Data in this exercise:

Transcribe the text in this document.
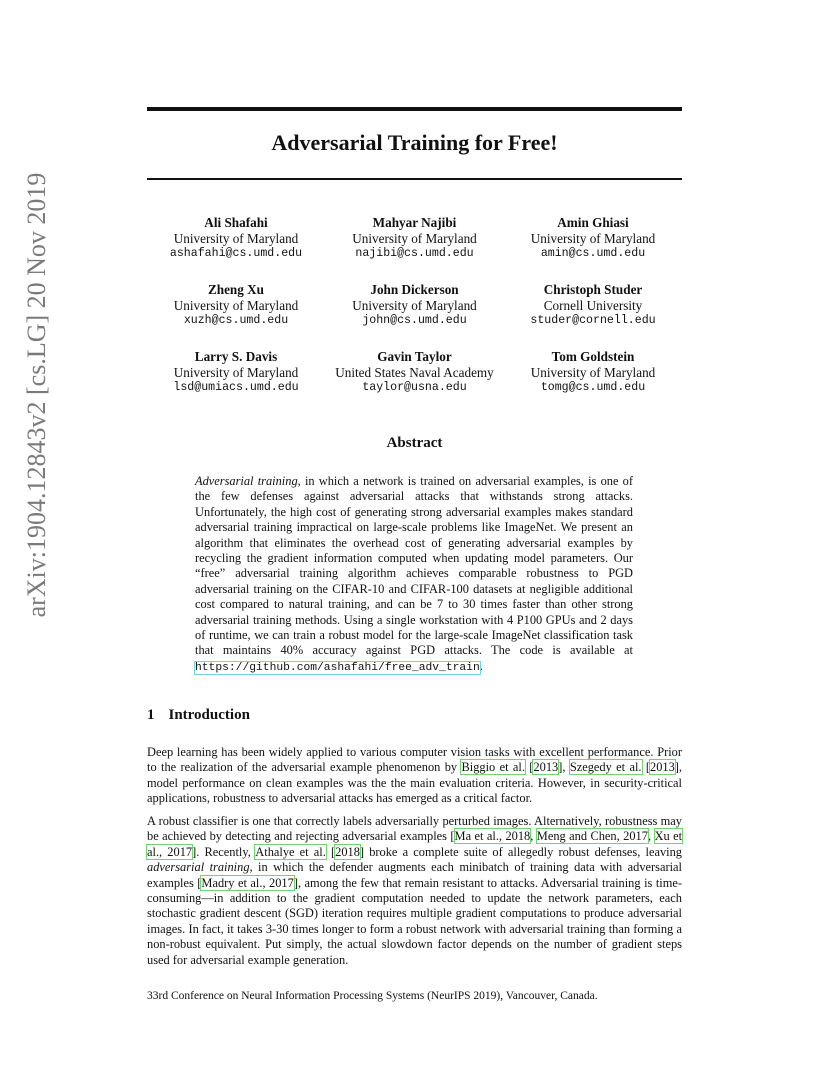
arXiv:1904.12843v2 [cs.LG] 20 Nov 2019
Adversarial Training for Free!
Ali Shafahi
University of Maryland
ashafahi@cs.umd.edu
Mahyar Najibi
University of Maryland
najibi@cs.umd.edu
Amin Ghiasi
University of Maryland
amin@cs.umd.edu
Zheng Xu
University of Maryland
xuzh@cs.umd.edu
John Dickerson
University of Maryland
john@cs.umd.edu
Christoph Studer
Cornell University
studer@cornell.edu
Larry S. Davis
University of Maryland
lsd@umiacs.umd.edu
Gavin Taylor
United States Naval Academy
taylor@usna.edu
Tom Goldstein
University of Maryland
tomg@cs.umd.edu
Abstract
Adversarial training, in which a network is trained on adversarial examples, is one of the few defenses against adversarial attacks that withstands strong attacks. Unfortunately, the high cost of generating strong adversarial examples makes standard adversarial training impractical on large-scale problems like ImageNet. We present an algorithm that eliminates the overhead cost of generating adversarial examples by recycling the gradient information computed when updating model parameters. Our “free” adversarial training algorithm achieves comparable robustness to PGD adversarial training on the CIFAR-10 and CIFAR-100 datasets at negligible additional cost compared to natural training, and can be 7 to 30 times faster than other strong adversarial training methods. Using a single workstation with 4 P100 GPUs and 2 days of runtime, we can train a robust model for the large-scale ImageNet classification task that maintains 40% accuracy against PGD attacks. The code is available at https://github.com/ashafahi/free_adv_train.
1 Introduction
Deep learning has been widely applied to various computer vision tasks with excellent performance. Prior to the realization of the adversarial example phenomenon by Biggio et al. [2013], Szegedy et al. [2013], model performance on clean examples was the the main evaluation criteria. However, in security-critical applications, robustness to adversarial attacks has emerged as a critical factor.
A robust classifier is one that correctly labels adversarially perturbed images. Alternatively, robustness may be achieved by detecting and rejecting adversarial examples [Ma et al., 2018, Meng and Chen, 2017, Xu et al., 2017]. Recently, Athalye et al. [2018] broke a complete suite of allegedly robust defenses, leaving adversarial training, in which the defender augments each minibatch of training data with adversarial examples [Madry et al., 2017], among the few that remain resistant to attacks. Adversarial training is time-consuming—in addition to the gradient computation needed to update the network parameters, each stochastic gradient descent (SGD) iteration requires multiple gradient computations to produce adversarial images. In fact, it takes 3-30 times longer to form a robust network with adversarial training than forming a non-robust equivalent. Put simply, the actual slowdown factor depends on the number of gradient steps used for adversarial example generation.
33rd Conference on Neural Information Processing Systems (NeurIPS 2019), Vancouver, Canada.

Your task:
Output the data above without changes, apart from leaving out the pictures.

Output below:
Transcribe the text in this document.
arXiv:1904.12843v2 [cs.LG] 20 Nov 2019
Adversarial Training for Free!
Ali Shafahi
University of Maryland
ashafahi@cs.umd.edu
Mahyar Najibi
University of Maryland
najibi@cs.umd.edu
Amin Ghiasi
University of Maryland
amin@cs.umd.edu
Zheng Xu
University of Maryland
xuzh@cs.umd.edu
John Dickerson
University of Maryland
john@cs.umd.edu
Christoph Studer
Cornell University
studer@cornell.edu
Larry S. Davis
University of Maryland
lsd@umiacs.umd.edu
Gavin Taylor
United States Naval Academy
taylor@usna.edu
Tom Goldstein
University of Maryland
tomg@cs.umd.edu
Abstract
Adversarial training, in which a network is trained on adversarial examples, is one of the few defenses against adversarial attacks that withstands strong attacks. Unfortunately, the high cost of generating strong adversarial examples makes standard adversarial training impractical on large-scale problems like ImageNet. We present an algorithm that eliminates the overhead cost of generating adversarial examples by recycling the gradient information computed when updating model parameters. Our “free” adversarial training algorithm achieves comparable robustness to PGD adversarial training on the CIFAR-10 and CIFAR-100 datasets at negligible additional cost compared to natural training, and can be 7 to 30 times faster than other strong adversarial training methods. Using a single workstation with 4 P100 GPUs and 2 days of runtime, we can train a robust model for the large-scale ImageNet classification task that maintains 40% accuracy against PGD attacks. The code is available at https://github.com/ashafahi/free_adv_train.
1 Introduction
Deep learning has been widely applied to various computer vision tasks with excellent performance. Prior to the realization of the adversarial example phenomenon by Biggio et al. [2013], Szegedy et al. [2013], model performance on clean examples was the the main evaluation criteria. However, in security-critical applications, robustness to adversarial attacks has emerged as a critical factor.
A robust classifier is one that correctly labels adversarially perturbed images. Alternatively, robustness may be achieved by detecting and rejecting adversarial examples [Ma et al., 2018, Meng and Chen, 2017, Xu et al., 2017]. Recently, Athalye et al. [2018] broke a complete suite of allegedly robust defenses, leaving adversarial training, in which the defender augments each minibatch of training data with adversarial examples [Madry et al., 2017], among the few that remain resistant to attacks. Adversarial training is time-consuming—in addition to the gradient computation needed to update the network parameters, each stochastic gradient descent (SGD) iteration requires multiple gradient computations to produce adversarial images. In fact, it takes 3-30 times longer to form a robust network with adversarial training than forming a non-robust equivalent. Put simply, the actual slowdown factor depends on the number of gradient steps used for adversarial example generation.
33rd Conference on Neural Information Processing Systems (NeurIPS 2019), Vancouver, Canada.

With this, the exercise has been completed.